» **EXERCISE GOAL**: Quote all entries in full, exactly.
** START DATA TO PROCESS **
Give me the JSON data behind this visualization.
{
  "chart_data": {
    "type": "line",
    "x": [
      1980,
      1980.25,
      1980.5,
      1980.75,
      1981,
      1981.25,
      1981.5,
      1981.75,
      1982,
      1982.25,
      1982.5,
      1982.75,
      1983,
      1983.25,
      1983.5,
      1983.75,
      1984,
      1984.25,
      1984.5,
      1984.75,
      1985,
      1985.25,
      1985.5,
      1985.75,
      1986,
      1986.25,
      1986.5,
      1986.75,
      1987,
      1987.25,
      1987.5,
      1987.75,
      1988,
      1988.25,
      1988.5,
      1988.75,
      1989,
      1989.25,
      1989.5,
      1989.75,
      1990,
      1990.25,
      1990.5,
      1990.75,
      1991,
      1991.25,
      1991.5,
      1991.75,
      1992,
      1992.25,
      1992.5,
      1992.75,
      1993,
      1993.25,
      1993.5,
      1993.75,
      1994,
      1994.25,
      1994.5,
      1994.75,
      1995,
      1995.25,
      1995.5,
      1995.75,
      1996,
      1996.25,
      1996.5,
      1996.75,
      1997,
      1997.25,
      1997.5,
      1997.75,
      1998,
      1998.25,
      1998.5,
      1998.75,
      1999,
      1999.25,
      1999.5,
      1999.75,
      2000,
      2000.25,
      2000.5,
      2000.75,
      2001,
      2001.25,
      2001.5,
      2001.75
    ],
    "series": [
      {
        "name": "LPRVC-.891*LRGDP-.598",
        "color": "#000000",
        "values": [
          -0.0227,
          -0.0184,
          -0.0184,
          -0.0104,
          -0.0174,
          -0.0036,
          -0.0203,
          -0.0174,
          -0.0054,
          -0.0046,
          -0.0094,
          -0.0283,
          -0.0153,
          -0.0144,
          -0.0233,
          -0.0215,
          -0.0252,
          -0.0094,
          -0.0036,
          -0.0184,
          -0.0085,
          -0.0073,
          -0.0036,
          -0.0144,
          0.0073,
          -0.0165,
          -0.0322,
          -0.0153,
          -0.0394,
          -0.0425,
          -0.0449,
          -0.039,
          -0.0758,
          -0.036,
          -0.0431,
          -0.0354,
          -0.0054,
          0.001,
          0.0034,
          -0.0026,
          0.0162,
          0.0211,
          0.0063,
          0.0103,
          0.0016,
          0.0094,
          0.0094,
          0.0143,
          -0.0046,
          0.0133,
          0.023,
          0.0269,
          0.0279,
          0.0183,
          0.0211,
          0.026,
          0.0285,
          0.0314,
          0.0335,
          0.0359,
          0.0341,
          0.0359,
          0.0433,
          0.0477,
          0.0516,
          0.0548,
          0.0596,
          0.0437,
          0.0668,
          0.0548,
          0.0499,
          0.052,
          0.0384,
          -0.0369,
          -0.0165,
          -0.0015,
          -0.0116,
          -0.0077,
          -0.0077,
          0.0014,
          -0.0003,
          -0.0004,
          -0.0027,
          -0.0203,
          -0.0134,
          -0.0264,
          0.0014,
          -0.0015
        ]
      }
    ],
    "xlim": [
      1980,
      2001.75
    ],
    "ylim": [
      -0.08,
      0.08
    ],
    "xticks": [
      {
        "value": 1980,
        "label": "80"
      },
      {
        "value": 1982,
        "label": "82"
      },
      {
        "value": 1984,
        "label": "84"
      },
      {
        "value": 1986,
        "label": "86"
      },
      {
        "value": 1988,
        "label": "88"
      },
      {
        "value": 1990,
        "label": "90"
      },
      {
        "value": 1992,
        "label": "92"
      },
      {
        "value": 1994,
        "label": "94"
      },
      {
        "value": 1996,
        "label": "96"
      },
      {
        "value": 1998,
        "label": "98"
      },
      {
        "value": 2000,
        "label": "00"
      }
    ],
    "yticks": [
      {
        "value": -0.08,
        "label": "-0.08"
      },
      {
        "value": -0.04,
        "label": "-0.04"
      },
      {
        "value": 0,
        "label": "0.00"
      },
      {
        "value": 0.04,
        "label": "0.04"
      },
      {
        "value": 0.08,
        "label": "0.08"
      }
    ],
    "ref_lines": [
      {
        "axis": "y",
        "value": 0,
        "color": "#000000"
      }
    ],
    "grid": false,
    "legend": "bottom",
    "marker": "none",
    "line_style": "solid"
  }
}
** END DATA TO PROCESS **
» **EXERCISE ANSWER**:
Give me the JSON data behind this visualization.
{
  "chart_data": {
    "type": "line",
    "x": [
      1980,
      1980.25,
      1980.5,
      1980.75,
      1981,
      1981.25,
      1981.5,
      1981.75,
      1982,
      1982.25,
      1982.5,
      1982.75,
      1983,
      1983.25,
      1983.5,
      1983.75,
      1984,
      1984.25,
      1984.5,
      1984.75,
      1985,
      1985.25,
      1985.5,
      1985.75,
      1986,
      1986.25,
      1986.5,
      1986.75,
      1987,
      1987.25,
      1987.5,
      1987.75,
      1988,
      1988.25,
      1988.5,
      1988.75,
      1989,
      1989.25,
      1989.5,
      1989.75,
      1990,
      1990.25,
      1990.5,
      1990.75,
      1991,
      1991.25,
      1991.5,
      1991.75,
      1992,
      1992.25,
      1992.5,
      1992.75,
      1993,
      1993.25,
      1993.5,
      1993.75,
      1994,
      1994.25,
      1994.5,
      1994.75,
      1995,
      1995.25,
      1995.5,
      1995.75,
      1996,
      1996.25,
      1996.5,
      1996.75,
      1997,
      1997.25,
      1997.5,
      1997.75,
      1998,
      1998.25,
      1998.5,
      1998.75,
      1999,
      1999.25,
      1999.5,
      1999.75,
      2000,
      2000.25,
      2000.5,
      2000.75,
      2001,
      2001.25,
      2001.5,
      2001.75
    ],
    "series": [
      {
        "name": "LPRVC-.891*LRGDP-.598",
        "color": "#000000",
        "values": [
          -0.0227,
          -0.0184,
          -0.0184,
          -0.0104,
          -0.0174,
          -0.0036,
          -0.0203,
          -0.0174,
          -0.0054,
          -0.0046,
          -0.0094,
          -0.0283,
          -0.0153,
          -0.0144,
          -0.0233,
          -0.0215,
          -0.0252,
          -0.0094,
          -0.0036,
          -0.0184,
          -0.0085,
          -0.0073,
          -0.0036,
          -0.0144,
          0.0073,
          -0.0165,
          -0.0322,
          -0.0153,
          -0.0394,
          -0.0425,
          -0.0449,
          -0.039,
          -0.0758,
          -0.036,
          -0.0431,
          -0.0354,
          -0.0054,
          0.001,
          0.0034,
          -0.0026,
          0.0162,
          0.0211,
          0.0063,
          0.0103,
          0.0016,
          0.0094,
          0.0094,
          0.0143,
          -0.0046,
          0.0133,
          0.023,
          0.0269,
          0.0279,
          0.0183,
          0.0211,
          0.026,
          0.0285,
          0.0314,
          0.0335,
          0.0359,
          0.0341,
          0.0359,
          0.0433,
          0.0477,
          0.0516,
          0.0548,
          0.0596,
          0.0437,
          0.0668,
          0.0548,
          0.0499,
          0.052,
          0.0384,
          -0.0369,
          -0.0165,
          -0.0015,
          -0.0116,
          -0.0077,
          -0.0077,
          0.0014,
          -0.0003,
          -0.0004,
          -0.0027,
          -0.0203,
          -0.0134,
          -0.0264,
          0.0014,
          -0.0015
        ]
      }
    ],
    "xlim": [
      1980,
      2001.75
    ],
    "ylim": [
      -0.08,
      0.08
    ],
    "xticks": [
      {
        "value": 1980,
        "label": "80"
      },
      {
        "value": 1982,
        "label": "82"
      },
      {
        "value": 1984,
        "label": "84"
      },
      {
        "value": 1986,
        "label": "86"
      },
      {
        "value": 1988,
        "label": "88"
      },
      {
        "value": 1990,
        "label": "90"
      },
      {
        "value": 1992,
        "label": "92"
      },
      {
        "value": 1994,
        "label": "94"
      },
      {
        "value": 1996,
        "label": "96"
      },
      {
        "value": 1998,
        "label": "98"
      },
      {
        "value": 2000,
        "label": "00"
      }
    ],
    "yticks": [
      {
        "value": -0.08,
        "label": "-0.08"
      },
      {
        "value": -0.04,
        "label": "-0.04"
      },
      {
        "value": 0,
        "label": "0.00"
      },
      {
        "value": 0.04,
        "label": "0.04"
      },
      {
        "value": 0.08,
        "label": "0.08"
      }
    ],
    "ref_lines": [
      {
        "axis": "y",
        "value": 0,
        "color": "#000000"
      }
    ],
    "grid": false,
    "legend": "bottom",
    "marker": "none",
    "line_style": "solid"
  }
}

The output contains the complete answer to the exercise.